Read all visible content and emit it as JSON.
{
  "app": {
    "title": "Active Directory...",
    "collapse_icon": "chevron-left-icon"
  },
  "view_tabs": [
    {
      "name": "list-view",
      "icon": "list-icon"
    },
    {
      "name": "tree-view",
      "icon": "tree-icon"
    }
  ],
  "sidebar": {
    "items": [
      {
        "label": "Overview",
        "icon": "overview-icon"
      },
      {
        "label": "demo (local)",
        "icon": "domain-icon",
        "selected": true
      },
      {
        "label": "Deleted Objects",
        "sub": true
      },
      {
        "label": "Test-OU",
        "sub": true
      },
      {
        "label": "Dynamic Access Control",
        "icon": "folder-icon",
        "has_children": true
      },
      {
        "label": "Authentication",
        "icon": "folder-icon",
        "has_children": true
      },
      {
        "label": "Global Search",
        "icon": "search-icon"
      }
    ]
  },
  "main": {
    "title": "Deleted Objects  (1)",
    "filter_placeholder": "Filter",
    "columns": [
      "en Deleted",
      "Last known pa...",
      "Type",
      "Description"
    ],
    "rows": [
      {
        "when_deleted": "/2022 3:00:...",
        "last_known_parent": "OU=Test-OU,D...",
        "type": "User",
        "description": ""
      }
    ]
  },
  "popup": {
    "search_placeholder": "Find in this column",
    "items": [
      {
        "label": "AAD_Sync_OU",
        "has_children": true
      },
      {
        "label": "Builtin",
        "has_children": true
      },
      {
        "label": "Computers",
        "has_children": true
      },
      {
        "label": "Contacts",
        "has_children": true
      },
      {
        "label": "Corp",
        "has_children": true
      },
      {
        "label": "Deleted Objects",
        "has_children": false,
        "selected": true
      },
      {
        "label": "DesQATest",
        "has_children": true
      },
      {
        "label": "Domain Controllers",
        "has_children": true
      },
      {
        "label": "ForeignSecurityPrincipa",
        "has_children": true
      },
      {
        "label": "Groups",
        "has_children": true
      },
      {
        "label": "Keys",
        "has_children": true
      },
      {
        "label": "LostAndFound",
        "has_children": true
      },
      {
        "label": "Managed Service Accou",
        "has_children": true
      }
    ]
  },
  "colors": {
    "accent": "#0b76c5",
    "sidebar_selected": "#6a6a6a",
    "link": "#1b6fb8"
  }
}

[Exercise]:
Type out the entries again, word for word.

[Answer in full]:
Read all visible content and emit it as JSON.
{
  "app": {
    "title": "Active Directory...",
    "collapse_icon": "chevron-left-icon"
  },
  "view_tabs": [
    {
      "name": "list-view",
      "icon": "list-icon"
    },
    {
      "name": "tree-view",
      "icon": "tree-icon"
    }
  ],
  "sidebar": {
    "items": [
      {
        "label": "Overview",
        "icon": "overview-icon"
      },
      {
        "label": "demo (local)",
        "icon": "domain-icon",
        "selected": true
      },
      {
        "label": "Deleted Objects",
        "sub": true
      },
      {
        "label": "Test-OU",
        "sub": true
      },
      {
        "label": "Dynamic Access Control",
        "icon": "folder-icon",
        "has_children": true
      },
      {
        "label": "Authentication",
        "icon": "folder-icon",
        "has_children": true
      },
      {
        "label": "Global Search",
        "icon": "search-icon"
      }
    ]
  },
  "main": {
    "title": "Deleted Objects  (1)",
    "filter_placeholder": "Filter",
    "columns": [
      "en Deleted",
      "Last known pa...",
      "Type",
      "Description"
    ],
    "rows": [
      {
        "when_deleted": "/2022 3:00:...",
        "last_known_parent": "OU=Test-OU,D...",
        "type": "User",
        "description": ""
      }
    ]
  },
  "popup": {
    "search_placeholder": "Find in this column",
    "items": [
      {
        "label": "AAD_Sync_OU",
        "has_children": true
      },
      {
        "label": "Builtin",
        "has_children": true
      },
      {
        "label": "Computers",
        "has_children": true
      },
      {
        "label": "Contacts",
        "has_children": true
      },
      {
        "label": "Corp",
        "has_children": true
      },
      {
        "label": "Deleted Objects",
        "has_children": false,
        "selected": true
      },
      {
        "label": "DesQATest",
        "has_children": true
      },
      {
        "label": "Domain Controllers",
        "has_children": true
      },
      {
        "label": "ForeignSecurityPrincipa",
        "has_children": true
      },
      {
        "label": "Groups",
        "has_children": true
      },
      {
        "label": "Keys",
        "has_children": true
      },
      {
        "label": "LostAndFound",
        "has_children": true
      },
      {
        "label": "Managed Service Accou",
        "has_children": true
      }
    ]
  },
  "colors": {
    "accent": "#0b76c5",
    "sidebar_selected": "#6a6a6a",
    "link": "#1b6fb8"
  }
}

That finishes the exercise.